FRAGMENTO DEL DOCUMENTO.
• • • •

Este sinceramiento contradice a la Secretaría de Hacienda, que cada mes informa -con bastante retraso- que no hay déficit fiscal, pese a que el aumento del gasto primario (casi 42% acumulado en los cuatro primeros meses del año) supera al de los ingresos tributarios (35%). Sin incluir como ingreso la creciente asistencia de la "maquinita" del Banco Central y la Anses al Tesoro, el déficit primario ascendió en ese período a unos 13.000 millones de pesos, pero esta cifra resulta una vez y media más baja que los subsidios destinados sólo al sector energético (32.100 millones, con una suba interanual de 107%). O sea que Capitanich tiene razón, aunque no haya presentado a los subsidios estatales como un problema sino como una ventaja para el bolsillo de los usuarios y los costos de la industria.

• • • •

PROBLEMA PLANTEADO 1.
Responde según el fragmento sobre el déficit fiscal:
(a) ¿Cuánto aumentó el gasto primario, acumulado, en los cuatro primeros meses del año?
(b) ¿Cuánto aumentaron los ingresos tributarios en ese mismo período?
(c) ¿A cuánto ascendieron los subsidios destinados al sector energético?
PROBLEMA PLANTEADO 2.
Copia del fragmento sobre el déficit fiscal el pasaje que va desde "Este sinceramiento contradice" hasta "de la industria.", ambos incluidos, y cambia "maquinita" por "emisión monetaria".

• • • •

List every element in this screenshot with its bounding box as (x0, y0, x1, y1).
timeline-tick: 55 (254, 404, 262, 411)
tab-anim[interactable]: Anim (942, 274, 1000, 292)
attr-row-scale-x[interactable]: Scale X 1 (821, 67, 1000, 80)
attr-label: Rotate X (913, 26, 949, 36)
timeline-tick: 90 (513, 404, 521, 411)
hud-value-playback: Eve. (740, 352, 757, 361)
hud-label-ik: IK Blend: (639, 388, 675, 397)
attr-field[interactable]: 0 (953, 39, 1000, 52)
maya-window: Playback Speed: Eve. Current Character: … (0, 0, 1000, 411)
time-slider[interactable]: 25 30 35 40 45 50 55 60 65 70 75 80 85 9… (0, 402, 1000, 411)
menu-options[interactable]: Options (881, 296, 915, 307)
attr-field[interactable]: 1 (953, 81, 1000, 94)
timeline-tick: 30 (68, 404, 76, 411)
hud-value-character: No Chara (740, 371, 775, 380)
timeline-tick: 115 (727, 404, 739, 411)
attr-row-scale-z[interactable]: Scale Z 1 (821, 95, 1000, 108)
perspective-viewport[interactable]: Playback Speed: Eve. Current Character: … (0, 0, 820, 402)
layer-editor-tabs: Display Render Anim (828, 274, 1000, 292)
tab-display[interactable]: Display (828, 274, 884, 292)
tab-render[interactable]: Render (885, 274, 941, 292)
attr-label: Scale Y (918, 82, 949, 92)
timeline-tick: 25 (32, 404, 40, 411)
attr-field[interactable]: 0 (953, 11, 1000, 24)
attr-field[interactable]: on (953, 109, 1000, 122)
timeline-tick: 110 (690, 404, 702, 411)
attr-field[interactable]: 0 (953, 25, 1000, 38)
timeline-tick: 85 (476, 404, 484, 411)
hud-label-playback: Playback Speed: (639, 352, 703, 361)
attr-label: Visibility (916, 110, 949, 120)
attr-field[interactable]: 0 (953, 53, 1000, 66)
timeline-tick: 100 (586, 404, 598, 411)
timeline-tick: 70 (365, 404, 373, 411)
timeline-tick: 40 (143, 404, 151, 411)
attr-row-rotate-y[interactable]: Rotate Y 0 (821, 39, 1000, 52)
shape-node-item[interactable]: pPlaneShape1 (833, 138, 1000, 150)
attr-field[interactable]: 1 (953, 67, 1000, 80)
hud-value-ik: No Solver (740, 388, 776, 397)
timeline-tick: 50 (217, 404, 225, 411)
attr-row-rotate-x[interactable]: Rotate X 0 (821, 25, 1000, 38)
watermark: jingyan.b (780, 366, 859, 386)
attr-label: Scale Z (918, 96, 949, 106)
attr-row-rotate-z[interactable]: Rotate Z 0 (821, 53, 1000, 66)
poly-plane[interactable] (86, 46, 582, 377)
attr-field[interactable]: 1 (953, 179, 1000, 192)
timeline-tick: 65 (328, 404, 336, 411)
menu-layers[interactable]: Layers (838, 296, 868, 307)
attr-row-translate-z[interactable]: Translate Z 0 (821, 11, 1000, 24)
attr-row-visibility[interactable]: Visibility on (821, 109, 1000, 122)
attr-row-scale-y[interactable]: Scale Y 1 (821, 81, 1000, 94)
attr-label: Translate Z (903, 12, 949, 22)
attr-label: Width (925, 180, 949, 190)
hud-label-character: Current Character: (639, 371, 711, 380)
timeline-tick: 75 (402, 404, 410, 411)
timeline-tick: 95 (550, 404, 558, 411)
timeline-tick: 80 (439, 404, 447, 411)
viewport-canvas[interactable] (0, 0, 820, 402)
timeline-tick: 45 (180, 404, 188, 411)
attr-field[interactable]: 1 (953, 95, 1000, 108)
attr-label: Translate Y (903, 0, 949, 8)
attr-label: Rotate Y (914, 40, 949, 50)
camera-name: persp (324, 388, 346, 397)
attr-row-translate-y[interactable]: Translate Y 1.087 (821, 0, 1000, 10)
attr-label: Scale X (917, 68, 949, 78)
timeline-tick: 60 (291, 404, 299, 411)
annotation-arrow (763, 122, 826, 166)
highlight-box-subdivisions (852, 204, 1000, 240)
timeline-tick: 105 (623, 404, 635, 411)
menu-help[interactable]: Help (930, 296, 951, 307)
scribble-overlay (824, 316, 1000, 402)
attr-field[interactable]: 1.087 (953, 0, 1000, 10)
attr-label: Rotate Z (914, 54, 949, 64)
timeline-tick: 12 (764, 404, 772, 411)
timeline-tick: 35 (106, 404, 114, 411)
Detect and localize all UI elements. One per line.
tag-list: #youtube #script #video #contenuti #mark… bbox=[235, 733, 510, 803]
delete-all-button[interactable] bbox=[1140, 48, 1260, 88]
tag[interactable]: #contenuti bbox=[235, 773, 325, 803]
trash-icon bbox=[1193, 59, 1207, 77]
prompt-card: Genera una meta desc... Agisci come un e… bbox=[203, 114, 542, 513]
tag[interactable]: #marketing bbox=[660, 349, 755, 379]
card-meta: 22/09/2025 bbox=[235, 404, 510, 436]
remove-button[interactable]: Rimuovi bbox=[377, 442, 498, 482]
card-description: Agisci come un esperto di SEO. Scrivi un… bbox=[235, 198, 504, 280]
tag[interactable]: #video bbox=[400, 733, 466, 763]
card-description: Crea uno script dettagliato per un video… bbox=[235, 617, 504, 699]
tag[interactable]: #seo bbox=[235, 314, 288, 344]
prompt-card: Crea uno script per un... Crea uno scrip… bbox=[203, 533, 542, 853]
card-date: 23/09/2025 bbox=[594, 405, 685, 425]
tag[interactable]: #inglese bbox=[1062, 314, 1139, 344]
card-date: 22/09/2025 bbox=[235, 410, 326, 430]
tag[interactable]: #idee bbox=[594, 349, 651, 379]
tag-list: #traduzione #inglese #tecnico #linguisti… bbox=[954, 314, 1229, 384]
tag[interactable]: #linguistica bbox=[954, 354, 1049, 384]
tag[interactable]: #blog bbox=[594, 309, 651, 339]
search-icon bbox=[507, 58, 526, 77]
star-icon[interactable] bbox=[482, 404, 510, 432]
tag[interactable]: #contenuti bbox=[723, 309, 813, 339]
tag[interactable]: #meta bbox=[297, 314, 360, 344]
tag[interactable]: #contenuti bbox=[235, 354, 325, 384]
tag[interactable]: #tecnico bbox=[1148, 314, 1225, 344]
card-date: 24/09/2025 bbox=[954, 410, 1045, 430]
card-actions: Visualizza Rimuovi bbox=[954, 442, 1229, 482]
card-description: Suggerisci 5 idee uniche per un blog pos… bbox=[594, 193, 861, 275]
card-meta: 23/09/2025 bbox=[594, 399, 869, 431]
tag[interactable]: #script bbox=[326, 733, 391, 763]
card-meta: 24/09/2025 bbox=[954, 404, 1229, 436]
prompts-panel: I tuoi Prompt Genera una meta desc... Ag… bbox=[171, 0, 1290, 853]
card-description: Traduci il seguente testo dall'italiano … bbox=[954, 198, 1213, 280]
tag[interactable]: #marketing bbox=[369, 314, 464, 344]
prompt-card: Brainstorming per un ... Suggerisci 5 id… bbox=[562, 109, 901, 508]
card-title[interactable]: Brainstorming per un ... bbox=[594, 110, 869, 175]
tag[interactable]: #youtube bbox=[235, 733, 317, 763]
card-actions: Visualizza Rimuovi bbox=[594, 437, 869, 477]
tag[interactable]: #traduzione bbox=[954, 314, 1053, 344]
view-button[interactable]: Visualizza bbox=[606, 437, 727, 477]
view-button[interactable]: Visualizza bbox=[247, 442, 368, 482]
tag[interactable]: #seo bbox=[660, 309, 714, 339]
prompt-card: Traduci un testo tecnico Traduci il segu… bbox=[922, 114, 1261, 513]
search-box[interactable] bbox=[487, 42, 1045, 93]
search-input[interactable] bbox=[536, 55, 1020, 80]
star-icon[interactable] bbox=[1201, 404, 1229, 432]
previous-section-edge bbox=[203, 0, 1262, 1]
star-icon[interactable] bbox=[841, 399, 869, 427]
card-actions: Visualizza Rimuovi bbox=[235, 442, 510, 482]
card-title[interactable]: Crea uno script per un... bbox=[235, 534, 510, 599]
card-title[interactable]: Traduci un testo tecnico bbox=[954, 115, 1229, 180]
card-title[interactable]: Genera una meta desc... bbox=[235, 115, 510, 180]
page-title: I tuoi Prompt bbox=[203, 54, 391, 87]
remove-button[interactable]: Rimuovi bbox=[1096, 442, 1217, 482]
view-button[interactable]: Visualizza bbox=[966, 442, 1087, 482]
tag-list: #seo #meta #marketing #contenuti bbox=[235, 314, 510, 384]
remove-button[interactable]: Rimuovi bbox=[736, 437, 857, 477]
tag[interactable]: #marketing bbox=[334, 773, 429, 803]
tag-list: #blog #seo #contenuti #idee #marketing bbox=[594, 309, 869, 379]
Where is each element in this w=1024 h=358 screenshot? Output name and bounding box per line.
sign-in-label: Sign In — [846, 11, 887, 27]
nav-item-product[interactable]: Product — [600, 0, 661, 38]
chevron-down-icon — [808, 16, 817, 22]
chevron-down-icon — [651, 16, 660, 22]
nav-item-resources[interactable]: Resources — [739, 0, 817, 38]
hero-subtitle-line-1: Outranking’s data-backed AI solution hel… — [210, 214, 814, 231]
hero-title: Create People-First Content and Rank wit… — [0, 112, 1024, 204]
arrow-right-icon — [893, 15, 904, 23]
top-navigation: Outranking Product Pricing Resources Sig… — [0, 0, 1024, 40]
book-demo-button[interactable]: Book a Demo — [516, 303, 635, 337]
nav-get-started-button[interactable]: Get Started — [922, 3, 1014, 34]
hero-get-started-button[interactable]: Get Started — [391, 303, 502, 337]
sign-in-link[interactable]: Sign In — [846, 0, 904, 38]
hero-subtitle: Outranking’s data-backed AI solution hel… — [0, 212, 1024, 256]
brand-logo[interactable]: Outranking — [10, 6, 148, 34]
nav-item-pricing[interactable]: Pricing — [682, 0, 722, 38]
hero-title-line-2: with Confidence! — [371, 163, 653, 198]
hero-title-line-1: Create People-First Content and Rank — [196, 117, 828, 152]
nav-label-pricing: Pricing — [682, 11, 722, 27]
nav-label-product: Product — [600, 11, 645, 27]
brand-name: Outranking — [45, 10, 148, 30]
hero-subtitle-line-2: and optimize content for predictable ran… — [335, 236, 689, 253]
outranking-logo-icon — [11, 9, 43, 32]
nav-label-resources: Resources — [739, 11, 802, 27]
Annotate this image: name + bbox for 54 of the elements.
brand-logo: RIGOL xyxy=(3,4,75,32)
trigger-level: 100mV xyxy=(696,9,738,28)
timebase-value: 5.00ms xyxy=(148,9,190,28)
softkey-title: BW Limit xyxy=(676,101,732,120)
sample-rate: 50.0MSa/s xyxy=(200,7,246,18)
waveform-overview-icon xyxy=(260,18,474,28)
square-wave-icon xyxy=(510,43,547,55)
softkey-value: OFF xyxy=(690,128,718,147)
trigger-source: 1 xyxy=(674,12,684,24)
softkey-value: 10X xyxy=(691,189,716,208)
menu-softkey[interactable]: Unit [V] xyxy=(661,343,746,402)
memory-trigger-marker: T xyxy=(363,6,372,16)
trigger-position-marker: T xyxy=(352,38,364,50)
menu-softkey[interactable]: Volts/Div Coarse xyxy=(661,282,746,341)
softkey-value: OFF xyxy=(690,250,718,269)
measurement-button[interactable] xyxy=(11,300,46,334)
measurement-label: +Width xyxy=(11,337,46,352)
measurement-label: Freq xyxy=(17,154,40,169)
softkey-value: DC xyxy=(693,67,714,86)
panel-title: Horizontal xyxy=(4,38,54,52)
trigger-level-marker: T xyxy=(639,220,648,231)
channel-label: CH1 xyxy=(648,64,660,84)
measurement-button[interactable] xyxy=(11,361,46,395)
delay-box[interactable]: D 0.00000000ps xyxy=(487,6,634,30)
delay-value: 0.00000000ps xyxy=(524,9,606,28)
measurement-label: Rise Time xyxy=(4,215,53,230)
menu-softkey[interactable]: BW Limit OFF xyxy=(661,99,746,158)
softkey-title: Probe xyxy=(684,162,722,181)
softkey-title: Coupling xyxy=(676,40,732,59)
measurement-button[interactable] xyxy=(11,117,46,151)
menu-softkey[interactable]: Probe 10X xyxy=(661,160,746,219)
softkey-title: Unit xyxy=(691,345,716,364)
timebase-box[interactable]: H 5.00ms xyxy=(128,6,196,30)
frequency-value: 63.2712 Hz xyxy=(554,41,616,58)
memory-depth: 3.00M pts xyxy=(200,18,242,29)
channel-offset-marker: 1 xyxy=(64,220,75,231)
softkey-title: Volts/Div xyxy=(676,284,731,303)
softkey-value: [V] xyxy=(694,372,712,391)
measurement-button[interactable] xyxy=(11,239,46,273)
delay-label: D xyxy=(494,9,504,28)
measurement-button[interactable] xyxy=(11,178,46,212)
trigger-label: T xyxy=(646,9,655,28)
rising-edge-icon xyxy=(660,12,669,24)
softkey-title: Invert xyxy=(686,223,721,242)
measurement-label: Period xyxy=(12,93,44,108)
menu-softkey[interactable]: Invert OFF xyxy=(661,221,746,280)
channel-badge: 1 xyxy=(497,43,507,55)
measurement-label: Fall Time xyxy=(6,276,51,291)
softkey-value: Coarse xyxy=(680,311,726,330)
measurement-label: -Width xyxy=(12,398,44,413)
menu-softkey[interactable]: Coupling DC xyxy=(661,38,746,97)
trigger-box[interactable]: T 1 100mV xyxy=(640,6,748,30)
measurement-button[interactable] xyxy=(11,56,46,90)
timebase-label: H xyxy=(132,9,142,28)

• • • •

RESPUESTA DEL EJERCICIO 1.
(a) Casi 42%.
(b) 35%.
(c) 32.100 millones de pesos.

RESPUESTA DEL EJERCICIO 2.
Este sinceramiento contradice a la Secretaría de Hacienda, que cada mes informa -con bastante retraso- que no hay déficit fiscal, pese a que el aumento del gasto primario (casi 42% acumulado en los cuatro primeros meses del año) supera al de los ingresos tributarios (35%). Sin incluir como ingreso la creciente asistencia de la "emisión monetaria" del Banco Central y la Anses al Tesoro, el déficit primario ascendió en ese período a unos 13.000 millones de pesos, pero esta cifra resulta una vez y media más baja que los subsidios destinados sólo al sector energético (32.100 millones, con una suba interanual de 107%). O sea que Capitanich tiene razón, aunque no haya presentado a los subsidios estatales como un problema sino como una ventaja para el bolsillo de los usuarios y los costos de la industria.